Stored items
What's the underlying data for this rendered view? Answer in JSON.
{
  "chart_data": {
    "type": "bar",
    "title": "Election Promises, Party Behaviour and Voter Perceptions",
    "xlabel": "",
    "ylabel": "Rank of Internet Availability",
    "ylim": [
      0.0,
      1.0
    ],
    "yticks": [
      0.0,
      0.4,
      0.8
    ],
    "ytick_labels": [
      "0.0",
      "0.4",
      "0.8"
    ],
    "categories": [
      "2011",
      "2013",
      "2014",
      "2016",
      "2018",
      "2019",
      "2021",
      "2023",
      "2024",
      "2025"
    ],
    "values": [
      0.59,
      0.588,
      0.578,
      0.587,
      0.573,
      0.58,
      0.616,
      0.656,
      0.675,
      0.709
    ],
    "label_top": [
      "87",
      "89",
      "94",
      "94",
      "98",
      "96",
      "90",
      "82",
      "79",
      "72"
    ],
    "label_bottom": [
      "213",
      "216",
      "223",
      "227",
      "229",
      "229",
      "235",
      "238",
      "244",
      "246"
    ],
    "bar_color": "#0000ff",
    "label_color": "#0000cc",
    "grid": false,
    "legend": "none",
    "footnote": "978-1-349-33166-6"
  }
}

> _Directive_:
Extract each entry in full and write it down exactly.

> _Solution below_:
What's the underlying data for this rendered view? Answer in JSON.
{
  "chart_data": {
    "type": "bar",
    "title": "Election Promises, Party Behaviour and Voter Perceptions",
    "xlabel": "",
    "ylabel": "Rank of Internet Availability",
    "ylim": [
      0.0,
      1.0
    ],
    "yticks": [
      0.0,
      0.4,
      0.8
    ],
    "ytick_labels": [
      "0.0",
      "0.4",
      "0.8"
    ],
    "categories": [
      "2011",
      "2013",
      "2014",
      "2016",
      "2018",
      "2019",
      "2021",
      "2023",
      "2024",
      "2025"
    ],
    "values": [
      0.59,
      0.588,
      0.578,
      0.587,
      0.573,
      0.58,
      0.616,
      0.656,
      0.675,
      0.709
    ],
    "label_top": [
      "87",
      "89",
      "94",
      "94",
      "98",
      "96",
      "90",
      "82",
      "79",
      "72"
    ],
    "label_bottom": [
      "213",
      "216",
      "223",
      "227",
      "229",
      "229",
      "235",
      "238",
      "244",
      "246"
    ],
    "bar_color": "#0000ff",
    "label_color": "#0000cc",
    "grid": false,
    "legend": "none",
    "footnote": "978-1-349-33166-6"
  }
}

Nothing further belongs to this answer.